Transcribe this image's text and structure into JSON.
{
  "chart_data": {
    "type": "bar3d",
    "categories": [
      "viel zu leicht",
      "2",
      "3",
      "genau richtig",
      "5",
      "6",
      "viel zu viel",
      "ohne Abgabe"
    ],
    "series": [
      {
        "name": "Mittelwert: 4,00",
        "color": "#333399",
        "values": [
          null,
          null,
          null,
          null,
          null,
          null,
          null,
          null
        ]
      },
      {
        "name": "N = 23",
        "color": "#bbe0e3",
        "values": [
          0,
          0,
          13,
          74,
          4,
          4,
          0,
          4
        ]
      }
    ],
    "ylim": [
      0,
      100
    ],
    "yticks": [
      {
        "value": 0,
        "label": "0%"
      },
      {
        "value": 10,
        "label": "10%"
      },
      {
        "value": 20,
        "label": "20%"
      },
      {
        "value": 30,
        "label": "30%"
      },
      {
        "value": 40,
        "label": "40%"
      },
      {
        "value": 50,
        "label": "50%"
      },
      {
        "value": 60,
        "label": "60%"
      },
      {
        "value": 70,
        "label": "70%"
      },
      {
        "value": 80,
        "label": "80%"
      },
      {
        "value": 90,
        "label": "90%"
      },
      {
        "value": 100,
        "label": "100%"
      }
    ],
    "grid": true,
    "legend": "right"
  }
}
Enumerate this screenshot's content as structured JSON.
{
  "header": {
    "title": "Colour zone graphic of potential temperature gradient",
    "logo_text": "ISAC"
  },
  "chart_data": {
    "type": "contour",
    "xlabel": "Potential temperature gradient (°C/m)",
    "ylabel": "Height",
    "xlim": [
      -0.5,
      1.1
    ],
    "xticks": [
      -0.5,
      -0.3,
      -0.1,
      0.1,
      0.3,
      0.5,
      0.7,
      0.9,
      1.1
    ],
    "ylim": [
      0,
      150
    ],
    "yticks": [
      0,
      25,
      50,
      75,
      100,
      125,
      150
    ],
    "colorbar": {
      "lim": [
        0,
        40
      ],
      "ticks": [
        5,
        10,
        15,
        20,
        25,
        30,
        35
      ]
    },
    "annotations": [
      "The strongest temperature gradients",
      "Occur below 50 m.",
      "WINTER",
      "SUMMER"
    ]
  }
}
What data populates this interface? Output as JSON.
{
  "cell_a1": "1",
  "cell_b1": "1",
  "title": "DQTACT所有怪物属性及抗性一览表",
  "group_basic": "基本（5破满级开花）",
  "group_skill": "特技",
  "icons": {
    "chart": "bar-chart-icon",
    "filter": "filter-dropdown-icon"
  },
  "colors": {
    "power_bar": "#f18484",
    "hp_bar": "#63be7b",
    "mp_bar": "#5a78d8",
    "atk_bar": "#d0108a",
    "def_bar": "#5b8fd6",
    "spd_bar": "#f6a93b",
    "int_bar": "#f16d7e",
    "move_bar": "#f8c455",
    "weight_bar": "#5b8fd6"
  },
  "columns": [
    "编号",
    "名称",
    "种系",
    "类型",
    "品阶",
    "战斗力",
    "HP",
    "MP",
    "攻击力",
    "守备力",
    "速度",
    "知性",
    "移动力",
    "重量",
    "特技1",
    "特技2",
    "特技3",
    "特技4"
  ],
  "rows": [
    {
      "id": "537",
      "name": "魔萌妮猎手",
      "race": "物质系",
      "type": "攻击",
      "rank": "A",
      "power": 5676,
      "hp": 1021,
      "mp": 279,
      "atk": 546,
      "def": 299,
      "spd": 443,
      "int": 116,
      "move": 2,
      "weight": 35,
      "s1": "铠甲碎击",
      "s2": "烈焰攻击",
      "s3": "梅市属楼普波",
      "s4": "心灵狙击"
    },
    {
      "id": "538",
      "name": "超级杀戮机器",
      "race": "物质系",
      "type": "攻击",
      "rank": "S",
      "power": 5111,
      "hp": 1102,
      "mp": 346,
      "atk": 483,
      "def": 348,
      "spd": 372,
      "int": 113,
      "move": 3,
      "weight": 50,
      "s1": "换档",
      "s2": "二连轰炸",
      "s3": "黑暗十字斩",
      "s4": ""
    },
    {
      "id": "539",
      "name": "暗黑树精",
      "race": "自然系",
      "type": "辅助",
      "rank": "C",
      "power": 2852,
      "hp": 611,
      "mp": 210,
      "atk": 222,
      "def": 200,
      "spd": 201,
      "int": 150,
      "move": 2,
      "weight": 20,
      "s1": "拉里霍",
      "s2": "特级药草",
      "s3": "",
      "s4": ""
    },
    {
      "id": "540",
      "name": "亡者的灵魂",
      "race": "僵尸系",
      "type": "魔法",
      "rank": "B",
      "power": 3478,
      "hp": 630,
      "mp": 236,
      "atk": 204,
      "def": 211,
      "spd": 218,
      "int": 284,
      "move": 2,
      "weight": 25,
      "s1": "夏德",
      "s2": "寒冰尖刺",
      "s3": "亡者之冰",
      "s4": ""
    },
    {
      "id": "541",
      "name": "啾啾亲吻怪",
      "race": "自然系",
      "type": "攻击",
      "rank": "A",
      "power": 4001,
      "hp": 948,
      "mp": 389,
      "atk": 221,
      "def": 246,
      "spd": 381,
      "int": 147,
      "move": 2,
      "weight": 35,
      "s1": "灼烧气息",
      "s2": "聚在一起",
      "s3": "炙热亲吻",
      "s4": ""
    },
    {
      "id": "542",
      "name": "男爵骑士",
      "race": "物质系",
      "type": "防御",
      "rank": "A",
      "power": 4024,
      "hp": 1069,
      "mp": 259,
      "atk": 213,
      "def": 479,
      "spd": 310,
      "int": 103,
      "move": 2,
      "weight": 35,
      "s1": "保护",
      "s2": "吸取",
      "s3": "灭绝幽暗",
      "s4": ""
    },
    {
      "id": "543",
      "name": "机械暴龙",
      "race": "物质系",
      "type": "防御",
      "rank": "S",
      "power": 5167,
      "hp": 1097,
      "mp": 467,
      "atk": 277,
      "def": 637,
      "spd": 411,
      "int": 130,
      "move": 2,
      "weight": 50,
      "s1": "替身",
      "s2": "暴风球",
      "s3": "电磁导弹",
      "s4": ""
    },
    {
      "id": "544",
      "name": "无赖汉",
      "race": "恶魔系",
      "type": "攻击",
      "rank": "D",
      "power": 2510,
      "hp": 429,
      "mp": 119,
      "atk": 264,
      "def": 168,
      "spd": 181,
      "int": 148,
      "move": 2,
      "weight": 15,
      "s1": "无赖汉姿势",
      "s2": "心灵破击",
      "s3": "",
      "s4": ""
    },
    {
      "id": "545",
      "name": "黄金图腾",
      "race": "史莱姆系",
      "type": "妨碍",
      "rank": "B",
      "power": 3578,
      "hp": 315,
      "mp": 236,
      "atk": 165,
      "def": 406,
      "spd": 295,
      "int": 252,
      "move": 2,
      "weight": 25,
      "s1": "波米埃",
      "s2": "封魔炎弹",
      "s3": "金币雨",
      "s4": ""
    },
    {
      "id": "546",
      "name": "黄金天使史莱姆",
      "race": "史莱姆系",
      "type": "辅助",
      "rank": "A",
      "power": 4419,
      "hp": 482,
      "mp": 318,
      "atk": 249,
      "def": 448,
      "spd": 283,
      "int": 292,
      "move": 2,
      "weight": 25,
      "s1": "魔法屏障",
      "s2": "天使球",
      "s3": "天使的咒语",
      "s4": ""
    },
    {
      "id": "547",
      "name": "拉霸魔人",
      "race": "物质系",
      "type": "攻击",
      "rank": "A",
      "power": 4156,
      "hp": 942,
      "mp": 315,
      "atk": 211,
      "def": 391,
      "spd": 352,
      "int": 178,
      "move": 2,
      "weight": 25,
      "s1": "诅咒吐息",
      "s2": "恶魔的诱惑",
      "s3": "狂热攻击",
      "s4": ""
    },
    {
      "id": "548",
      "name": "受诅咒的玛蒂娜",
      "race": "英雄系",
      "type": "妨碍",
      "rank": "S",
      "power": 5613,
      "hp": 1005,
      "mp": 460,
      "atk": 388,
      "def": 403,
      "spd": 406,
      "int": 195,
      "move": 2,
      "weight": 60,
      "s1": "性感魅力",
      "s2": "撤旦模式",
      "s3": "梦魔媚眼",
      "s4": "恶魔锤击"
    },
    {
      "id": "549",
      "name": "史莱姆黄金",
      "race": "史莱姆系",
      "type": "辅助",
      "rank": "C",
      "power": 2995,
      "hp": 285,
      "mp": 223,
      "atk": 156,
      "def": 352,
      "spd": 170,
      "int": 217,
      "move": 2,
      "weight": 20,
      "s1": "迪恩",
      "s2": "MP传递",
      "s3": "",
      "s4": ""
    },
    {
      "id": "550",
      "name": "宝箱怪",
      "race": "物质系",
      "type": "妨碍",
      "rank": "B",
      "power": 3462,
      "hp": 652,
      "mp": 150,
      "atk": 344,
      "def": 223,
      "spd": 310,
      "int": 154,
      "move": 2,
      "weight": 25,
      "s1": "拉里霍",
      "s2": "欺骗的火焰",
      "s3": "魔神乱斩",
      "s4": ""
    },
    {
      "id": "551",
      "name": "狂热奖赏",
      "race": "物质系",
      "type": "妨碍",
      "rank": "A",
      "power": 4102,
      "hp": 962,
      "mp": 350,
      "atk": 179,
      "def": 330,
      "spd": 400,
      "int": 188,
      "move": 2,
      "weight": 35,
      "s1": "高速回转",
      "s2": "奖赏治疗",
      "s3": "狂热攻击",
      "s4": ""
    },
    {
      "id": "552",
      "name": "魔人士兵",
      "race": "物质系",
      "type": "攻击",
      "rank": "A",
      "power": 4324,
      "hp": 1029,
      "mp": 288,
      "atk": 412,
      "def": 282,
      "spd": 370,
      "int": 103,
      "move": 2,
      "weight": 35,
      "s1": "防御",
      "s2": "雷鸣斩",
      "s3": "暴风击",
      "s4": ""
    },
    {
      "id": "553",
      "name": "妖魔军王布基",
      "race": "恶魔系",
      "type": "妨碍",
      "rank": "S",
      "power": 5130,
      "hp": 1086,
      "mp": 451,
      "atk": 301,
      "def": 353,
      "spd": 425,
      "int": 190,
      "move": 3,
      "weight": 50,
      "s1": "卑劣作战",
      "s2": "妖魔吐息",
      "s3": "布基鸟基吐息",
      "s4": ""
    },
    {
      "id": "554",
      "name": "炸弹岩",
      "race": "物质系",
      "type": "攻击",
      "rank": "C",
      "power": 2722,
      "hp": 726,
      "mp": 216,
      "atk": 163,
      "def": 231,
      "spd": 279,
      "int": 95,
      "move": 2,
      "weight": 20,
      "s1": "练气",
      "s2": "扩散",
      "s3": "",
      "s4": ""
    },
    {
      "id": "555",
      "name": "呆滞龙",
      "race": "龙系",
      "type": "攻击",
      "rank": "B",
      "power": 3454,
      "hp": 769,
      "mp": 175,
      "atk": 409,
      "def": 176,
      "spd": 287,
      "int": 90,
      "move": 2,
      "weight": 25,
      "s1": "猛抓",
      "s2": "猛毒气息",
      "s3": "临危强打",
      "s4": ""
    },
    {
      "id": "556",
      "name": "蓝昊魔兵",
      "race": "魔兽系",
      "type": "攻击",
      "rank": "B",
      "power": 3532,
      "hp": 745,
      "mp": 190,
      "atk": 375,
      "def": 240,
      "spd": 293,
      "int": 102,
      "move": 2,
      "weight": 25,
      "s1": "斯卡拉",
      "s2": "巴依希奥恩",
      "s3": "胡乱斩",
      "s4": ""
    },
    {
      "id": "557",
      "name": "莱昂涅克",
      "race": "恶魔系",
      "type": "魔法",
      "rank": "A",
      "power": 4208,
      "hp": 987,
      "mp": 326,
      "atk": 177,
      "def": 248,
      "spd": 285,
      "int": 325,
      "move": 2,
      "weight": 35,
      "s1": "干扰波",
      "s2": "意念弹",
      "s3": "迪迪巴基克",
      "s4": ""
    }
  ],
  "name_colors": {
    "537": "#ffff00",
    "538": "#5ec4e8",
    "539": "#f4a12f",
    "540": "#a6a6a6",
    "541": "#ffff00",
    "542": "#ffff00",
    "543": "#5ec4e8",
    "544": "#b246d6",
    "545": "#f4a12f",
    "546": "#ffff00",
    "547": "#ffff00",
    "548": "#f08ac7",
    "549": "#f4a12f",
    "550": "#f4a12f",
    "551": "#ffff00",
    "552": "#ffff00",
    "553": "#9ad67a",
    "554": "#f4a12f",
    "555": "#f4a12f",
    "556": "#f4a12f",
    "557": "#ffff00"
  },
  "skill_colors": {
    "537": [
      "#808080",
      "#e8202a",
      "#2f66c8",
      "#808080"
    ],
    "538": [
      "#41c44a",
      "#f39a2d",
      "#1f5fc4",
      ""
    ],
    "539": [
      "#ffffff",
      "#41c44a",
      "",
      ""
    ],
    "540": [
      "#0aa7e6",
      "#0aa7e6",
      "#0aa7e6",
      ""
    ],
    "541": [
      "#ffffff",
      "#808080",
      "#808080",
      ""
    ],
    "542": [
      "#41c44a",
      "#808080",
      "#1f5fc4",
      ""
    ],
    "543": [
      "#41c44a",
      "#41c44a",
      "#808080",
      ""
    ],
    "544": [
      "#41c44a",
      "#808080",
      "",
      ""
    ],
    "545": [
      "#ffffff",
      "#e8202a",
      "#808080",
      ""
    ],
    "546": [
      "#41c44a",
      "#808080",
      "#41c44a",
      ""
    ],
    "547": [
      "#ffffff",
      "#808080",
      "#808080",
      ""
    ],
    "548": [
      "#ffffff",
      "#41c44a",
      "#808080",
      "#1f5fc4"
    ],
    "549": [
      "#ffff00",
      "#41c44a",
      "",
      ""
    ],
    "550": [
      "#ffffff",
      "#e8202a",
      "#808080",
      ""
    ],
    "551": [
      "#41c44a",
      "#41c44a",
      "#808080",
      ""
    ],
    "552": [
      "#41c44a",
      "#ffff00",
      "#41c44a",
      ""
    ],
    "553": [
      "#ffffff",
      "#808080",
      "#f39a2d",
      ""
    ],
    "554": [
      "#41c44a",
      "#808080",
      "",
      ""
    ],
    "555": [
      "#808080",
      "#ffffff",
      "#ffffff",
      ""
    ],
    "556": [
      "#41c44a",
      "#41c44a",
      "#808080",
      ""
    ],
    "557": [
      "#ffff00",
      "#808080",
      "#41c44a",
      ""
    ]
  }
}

------------------------------------------------------------------------

WHAT THE TASK ASKS:
Lines holding the word "temperature" should be counted across the entries; state only how many there are.

FINAL ANSWER:
3